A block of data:
>>>
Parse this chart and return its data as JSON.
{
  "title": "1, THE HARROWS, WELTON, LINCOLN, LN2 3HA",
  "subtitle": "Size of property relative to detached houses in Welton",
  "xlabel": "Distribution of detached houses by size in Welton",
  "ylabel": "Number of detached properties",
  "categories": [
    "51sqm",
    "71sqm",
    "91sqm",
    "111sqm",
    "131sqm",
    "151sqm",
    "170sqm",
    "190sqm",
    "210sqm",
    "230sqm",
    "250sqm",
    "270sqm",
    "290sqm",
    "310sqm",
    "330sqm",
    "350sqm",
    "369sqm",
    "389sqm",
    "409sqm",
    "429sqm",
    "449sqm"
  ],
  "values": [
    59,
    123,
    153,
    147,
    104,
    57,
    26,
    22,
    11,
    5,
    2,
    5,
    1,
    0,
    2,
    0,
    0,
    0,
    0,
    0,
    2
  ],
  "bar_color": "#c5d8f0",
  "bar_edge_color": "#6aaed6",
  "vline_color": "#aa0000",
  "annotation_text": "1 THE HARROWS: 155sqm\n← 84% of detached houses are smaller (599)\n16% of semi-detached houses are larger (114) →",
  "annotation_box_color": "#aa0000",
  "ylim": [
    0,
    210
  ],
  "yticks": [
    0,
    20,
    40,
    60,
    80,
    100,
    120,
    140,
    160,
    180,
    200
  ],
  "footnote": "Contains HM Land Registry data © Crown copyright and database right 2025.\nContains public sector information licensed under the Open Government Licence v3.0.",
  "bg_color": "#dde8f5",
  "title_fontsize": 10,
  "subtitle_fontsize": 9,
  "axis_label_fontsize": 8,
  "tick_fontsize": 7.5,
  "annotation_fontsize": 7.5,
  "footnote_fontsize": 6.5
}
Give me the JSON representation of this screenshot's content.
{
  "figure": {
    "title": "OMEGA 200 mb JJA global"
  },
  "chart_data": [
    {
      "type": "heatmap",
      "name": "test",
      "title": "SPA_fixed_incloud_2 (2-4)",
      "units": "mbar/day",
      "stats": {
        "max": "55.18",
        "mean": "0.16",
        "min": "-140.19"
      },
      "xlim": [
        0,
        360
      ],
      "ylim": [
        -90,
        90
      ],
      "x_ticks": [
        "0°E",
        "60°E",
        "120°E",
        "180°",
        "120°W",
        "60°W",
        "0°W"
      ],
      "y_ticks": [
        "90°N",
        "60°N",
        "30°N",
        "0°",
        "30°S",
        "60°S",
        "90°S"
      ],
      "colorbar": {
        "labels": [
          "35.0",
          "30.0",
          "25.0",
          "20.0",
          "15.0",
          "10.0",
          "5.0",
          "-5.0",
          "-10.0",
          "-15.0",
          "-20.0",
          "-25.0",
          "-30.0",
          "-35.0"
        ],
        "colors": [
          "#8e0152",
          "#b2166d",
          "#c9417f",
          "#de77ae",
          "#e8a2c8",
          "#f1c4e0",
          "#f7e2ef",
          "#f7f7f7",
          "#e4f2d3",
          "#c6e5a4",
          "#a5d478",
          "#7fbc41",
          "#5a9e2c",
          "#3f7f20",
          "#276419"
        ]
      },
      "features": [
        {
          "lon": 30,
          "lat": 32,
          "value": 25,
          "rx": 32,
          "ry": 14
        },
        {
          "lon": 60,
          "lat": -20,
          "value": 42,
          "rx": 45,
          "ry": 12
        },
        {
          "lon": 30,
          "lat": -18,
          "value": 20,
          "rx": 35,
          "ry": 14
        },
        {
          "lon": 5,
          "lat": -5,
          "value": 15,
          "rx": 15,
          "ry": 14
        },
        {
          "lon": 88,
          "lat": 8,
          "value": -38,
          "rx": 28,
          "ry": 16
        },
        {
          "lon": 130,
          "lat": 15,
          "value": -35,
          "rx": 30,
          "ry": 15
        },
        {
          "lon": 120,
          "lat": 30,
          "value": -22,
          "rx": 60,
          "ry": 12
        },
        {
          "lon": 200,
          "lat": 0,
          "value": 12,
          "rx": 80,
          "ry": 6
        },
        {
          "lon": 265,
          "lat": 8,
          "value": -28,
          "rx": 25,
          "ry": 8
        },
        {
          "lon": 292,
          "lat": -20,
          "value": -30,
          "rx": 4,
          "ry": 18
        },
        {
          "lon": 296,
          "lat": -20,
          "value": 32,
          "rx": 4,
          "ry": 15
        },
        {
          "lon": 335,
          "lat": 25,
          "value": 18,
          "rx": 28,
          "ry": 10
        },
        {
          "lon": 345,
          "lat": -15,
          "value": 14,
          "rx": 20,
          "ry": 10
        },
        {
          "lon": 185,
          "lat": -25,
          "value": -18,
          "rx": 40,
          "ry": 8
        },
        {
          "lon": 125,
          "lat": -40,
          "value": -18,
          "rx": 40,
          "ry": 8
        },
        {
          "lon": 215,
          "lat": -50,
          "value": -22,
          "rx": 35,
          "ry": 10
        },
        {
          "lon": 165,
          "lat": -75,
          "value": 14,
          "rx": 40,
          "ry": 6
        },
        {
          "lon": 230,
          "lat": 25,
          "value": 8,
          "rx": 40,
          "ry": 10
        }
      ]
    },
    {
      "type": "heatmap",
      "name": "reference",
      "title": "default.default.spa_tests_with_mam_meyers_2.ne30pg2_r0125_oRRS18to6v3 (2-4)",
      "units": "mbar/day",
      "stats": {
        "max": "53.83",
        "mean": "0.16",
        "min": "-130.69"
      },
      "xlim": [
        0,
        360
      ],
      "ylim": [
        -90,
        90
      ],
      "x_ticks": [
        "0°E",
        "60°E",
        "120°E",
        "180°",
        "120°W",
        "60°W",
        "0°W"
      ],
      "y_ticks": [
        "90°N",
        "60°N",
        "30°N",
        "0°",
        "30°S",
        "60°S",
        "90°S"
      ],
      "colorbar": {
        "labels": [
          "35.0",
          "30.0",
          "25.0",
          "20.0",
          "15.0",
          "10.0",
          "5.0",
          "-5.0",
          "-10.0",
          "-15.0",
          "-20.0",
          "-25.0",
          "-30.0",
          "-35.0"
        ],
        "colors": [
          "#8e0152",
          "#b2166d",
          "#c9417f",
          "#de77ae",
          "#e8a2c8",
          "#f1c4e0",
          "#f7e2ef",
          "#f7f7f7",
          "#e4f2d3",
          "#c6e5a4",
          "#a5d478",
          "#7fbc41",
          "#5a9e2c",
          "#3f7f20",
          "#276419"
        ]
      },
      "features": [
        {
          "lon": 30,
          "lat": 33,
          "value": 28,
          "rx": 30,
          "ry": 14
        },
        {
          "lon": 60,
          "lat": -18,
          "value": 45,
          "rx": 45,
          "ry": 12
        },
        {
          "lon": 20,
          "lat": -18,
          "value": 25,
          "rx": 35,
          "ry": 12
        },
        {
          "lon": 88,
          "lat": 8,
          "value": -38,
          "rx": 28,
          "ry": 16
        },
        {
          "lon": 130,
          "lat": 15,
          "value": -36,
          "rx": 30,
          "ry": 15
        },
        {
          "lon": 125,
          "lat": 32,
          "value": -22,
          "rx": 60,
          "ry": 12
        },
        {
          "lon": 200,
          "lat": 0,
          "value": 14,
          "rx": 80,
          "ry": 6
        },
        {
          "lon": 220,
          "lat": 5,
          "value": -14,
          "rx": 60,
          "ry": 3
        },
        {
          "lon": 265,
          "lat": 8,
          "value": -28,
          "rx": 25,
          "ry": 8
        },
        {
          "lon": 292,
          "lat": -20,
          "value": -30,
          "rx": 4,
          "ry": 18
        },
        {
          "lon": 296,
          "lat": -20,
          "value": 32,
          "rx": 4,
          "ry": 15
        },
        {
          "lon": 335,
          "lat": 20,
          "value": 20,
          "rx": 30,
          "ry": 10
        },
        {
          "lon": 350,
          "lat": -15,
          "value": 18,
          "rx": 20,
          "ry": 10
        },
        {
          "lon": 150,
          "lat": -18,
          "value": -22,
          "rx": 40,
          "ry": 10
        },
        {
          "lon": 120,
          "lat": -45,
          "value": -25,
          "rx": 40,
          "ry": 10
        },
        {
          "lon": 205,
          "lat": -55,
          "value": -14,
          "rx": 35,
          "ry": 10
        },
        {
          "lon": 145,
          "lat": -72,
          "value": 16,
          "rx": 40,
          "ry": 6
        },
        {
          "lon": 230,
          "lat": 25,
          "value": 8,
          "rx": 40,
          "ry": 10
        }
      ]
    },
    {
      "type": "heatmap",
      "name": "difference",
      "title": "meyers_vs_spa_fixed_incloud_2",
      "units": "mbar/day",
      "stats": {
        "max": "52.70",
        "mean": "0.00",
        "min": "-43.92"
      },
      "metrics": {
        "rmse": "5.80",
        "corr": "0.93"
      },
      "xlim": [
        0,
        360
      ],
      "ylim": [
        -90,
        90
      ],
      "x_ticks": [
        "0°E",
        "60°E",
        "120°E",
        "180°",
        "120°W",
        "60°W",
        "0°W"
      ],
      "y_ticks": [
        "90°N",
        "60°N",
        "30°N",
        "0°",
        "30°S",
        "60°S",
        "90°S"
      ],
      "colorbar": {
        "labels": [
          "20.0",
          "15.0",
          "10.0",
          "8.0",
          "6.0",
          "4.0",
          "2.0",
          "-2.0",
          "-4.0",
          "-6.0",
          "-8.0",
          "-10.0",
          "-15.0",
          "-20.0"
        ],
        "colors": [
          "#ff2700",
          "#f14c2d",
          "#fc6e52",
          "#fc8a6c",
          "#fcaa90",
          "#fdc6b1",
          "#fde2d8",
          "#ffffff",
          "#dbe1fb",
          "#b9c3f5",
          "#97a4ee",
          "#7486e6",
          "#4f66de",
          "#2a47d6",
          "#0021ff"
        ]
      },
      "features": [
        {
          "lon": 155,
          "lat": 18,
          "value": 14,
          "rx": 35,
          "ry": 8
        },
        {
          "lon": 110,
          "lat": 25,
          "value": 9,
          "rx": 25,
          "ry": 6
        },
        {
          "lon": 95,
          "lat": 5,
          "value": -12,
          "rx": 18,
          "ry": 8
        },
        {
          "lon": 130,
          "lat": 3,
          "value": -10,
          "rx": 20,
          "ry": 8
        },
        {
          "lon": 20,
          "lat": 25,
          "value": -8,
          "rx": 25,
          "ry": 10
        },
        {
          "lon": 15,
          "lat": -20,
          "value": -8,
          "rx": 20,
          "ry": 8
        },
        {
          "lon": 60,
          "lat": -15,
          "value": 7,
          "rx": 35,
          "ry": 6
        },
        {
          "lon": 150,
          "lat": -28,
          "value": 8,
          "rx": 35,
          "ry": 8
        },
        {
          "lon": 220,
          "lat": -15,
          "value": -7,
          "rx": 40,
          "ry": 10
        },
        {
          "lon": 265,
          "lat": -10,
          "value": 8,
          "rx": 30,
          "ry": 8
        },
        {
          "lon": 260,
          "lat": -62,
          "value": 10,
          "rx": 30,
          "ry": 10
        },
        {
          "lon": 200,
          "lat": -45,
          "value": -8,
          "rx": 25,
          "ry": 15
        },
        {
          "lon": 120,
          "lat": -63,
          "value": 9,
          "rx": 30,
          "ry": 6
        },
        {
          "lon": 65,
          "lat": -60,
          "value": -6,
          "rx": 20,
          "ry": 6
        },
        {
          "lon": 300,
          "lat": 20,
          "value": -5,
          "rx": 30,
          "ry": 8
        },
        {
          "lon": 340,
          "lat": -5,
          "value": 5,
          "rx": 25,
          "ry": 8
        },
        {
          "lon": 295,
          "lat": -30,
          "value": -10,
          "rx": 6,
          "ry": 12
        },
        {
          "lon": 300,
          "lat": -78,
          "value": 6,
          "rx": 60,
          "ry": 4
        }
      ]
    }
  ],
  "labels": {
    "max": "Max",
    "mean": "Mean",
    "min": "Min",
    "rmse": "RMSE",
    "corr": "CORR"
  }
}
<<<
What is expected -
Check each line of the records for the word "JSON", and show the lines that contain it.

The result -
Parse this chart and return its data as JSON.
Give me the JSON representation of this screenshot's content.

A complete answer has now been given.